- **Material for this task**
□ □ □
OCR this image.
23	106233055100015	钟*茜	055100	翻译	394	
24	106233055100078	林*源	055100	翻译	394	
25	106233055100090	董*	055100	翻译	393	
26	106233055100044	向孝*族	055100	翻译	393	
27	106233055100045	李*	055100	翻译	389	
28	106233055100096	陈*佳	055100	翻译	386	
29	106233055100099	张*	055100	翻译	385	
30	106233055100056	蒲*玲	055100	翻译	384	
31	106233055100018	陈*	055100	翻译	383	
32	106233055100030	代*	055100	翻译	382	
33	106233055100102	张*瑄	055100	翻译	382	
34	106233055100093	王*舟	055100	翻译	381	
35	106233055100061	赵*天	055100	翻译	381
□ □ □
Return all the data above once more, precisely as given.

OCR this image.
23	106233055100015	钟*茜	055100	翻译	394	
24	106233055100078	林*源	055100	翻译	394	
25	106233055100090	董*	055100	翻译	393	
26	106233055100044	向孝*族	055100	翻译	393	
27	106233055100045	李*	055100	翻译	389	
28	106233055100096	陈*佳	055100	翻译	386	
29	106233055100099	张*	055100	翻译	385	
30	106233055100056	蒲*玲	055100	翻译	384	
31	106233055100018	陈*	055100	翻译	383	
32	106233055100030	代*	055100	翻译	382	
33	106233055100102	张*瑄	055100	翻译	382	
34	106233055100093	王*舟	055100	翻译	381	
35	106233055100061	赵*天	055100	翻译	381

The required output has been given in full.